SHORT PROBLEM = Scan the entries below for the word "xlabel". Copy each line that has it.

# START OF DATASET ENTRIES

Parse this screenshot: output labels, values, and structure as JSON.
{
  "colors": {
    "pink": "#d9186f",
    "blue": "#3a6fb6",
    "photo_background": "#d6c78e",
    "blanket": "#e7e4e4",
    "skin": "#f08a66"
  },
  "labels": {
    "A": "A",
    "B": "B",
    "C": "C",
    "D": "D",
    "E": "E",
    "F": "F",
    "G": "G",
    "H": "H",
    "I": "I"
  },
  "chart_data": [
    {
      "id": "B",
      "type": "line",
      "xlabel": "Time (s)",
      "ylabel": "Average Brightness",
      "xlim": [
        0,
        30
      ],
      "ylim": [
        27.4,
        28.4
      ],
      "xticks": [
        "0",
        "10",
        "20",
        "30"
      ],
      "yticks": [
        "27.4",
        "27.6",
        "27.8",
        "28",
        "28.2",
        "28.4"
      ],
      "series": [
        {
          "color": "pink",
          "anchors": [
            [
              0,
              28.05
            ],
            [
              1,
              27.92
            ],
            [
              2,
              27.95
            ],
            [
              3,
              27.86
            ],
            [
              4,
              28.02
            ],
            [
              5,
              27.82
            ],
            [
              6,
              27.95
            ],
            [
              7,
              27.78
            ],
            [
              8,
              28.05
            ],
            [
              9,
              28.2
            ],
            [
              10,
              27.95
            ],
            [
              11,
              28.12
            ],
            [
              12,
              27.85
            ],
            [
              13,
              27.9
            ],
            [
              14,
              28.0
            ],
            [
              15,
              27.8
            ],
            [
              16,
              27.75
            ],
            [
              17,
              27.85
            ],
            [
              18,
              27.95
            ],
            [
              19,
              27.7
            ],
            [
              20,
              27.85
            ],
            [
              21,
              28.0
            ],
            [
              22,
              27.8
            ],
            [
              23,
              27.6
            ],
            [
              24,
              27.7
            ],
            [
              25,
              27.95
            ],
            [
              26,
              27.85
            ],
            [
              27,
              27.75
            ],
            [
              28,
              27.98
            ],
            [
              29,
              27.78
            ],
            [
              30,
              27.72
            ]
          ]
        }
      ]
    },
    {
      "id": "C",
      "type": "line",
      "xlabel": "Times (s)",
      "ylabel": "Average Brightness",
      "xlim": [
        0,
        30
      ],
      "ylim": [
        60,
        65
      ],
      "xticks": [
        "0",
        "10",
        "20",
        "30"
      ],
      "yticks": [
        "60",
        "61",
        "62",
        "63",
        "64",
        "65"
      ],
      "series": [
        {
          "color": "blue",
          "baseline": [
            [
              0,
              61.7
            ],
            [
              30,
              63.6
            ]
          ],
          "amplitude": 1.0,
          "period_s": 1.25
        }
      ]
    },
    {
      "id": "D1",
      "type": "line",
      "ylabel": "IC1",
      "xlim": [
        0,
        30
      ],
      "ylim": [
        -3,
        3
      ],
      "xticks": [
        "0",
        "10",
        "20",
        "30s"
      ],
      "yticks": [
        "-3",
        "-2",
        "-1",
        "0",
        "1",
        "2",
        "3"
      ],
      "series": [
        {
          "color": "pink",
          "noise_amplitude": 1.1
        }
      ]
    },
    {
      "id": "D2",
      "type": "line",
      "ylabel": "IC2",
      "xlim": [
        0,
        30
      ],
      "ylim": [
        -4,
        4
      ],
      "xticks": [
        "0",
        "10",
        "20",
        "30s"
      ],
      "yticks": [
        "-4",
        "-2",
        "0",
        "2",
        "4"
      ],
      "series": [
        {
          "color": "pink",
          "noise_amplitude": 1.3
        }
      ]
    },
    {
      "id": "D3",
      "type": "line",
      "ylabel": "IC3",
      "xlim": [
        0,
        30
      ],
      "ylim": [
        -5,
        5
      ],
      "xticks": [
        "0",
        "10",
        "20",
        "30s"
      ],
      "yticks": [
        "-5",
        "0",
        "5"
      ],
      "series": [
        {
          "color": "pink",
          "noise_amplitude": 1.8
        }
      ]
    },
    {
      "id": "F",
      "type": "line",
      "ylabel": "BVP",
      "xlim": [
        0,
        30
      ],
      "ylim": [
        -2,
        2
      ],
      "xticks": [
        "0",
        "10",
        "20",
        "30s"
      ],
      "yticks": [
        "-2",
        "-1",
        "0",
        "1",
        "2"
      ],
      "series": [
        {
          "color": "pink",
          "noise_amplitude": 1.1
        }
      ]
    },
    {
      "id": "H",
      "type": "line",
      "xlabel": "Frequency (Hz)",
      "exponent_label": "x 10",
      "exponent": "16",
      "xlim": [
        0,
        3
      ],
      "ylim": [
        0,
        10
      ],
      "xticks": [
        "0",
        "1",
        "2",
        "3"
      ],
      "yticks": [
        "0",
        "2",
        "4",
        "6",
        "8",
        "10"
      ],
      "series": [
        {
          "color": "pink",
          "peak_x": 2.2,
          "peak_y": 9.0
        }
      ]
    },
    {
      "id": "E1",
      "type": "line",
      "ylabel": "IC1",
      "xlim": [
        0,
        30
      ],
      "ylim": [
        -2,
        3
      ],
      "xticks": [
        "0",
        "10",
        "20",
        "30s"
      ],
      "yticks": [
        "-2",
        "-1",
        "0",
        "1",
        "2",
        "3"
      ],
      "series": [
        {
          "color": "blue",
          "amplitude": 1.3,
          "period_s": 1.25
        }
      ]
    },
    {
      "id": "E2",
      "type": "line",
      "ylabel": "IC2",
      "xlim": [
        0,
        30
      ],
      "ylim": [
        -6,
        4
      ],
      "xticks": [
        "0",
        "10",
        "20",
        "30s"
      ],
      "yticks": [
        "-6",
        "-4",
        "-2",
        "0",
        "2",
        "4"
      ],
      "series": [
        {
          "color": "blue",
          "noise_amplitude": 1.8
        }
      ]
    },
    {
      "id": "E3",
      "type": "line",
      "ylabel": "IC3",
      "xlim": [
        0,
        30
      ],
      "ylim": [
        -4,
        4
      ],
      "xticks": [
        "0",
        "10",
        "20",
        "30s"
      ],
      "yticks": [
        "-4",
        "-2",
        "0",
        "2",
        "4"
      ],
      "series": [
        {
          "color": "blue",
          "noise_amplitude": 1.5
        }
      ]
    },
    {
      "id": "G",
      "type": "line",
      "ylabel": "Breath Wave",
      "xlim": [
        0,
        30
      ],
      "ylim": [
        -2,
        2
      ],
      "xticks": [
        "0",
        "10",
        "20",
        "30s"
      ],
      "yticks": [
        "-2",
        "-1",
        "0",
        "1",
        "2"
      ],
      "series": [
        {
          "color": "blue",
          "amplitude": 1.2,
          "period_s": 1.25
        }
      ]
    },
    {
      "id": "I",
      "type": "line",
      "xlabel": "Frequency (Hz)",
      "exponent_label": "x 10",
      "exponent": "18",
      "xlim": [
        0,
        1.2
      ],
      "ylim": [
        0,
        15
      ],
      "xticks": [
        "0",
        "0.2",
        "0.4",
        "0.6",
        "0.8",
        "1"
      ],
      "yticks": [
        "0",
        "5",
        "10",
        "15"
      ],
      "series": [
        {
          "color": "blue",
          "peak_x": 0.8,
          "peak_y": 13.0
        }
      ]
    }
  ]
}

# END OF DATASET ENTRIES

EXERCISE OUTPUT =
      "xlabel": "Time (s)",
      "xlabel": "Times (s)",
      "xlabel": "Frequency (Hz)",
      "xlabel": "Frequency (Hz)",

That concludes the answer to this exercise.